# Given data:
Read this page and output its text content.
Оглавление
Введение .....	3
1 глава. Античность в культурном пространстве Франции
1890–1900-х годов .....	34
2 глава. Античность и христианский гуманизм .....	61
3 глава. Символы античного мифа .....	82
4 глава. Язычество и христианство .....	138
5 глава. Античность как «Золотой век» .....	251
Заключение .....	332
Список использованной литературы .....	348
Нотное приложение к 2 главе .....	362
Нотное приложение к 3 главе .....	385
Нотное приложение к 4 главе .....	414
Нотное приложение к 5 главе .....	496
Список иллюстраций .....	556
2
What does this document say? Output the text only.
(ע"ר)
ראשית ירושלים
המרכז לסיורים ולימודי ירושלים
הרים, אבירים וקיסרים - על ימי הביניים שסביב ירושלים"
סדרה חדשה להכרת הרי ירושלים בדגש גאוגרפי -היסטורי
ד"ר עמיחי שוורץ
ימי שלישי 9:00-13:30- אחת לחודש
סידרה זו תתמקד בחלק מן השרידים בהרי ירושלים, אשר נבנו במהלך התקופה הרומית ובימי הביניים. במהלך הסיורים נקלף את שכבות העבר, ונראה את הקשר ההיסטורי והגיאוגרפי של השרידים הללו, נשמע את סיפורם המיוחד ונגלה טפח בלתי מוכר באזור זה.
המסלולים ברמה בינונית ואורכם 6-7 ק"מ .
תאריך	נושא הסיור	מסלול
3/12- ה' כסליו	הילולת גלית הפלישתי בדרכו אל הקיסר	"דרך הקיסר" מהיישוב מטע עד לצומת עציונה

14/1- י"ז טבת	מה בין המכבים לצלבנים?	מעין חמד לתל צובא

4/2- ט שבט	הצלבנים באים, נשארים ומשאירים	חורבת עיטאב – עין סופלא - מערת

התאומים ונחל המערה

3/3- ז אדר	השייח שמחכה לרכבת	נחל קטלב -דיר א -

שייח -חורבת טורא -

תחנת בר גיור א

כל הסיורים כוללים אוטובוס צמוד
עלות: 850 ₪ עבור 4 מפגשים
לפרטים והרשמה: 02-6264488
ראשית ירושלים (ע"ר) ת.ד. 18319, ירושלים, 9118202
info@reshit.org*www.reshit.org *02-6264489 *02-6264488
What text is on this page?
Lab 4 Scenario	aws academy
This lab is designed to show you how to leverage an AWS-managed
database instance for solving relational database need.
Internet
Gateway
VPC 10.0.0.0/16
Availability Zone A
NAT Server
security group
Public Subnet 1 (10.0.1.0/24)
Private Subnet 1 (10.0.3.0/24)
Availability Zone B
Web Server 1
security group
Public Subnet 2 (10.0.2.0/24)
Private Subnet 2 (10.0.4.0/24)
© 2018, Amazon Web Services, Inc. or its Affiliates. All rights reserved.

# Given exercise:
Every line in the data above that contains "חורבת" needs to be copied.

# Response to the exercise:
4/2- ט שבט	הצלבנים באים, נשארים ומשאירים	חורבת עיטאב – עין סופלא - מערת
שייח -חורבת טורא -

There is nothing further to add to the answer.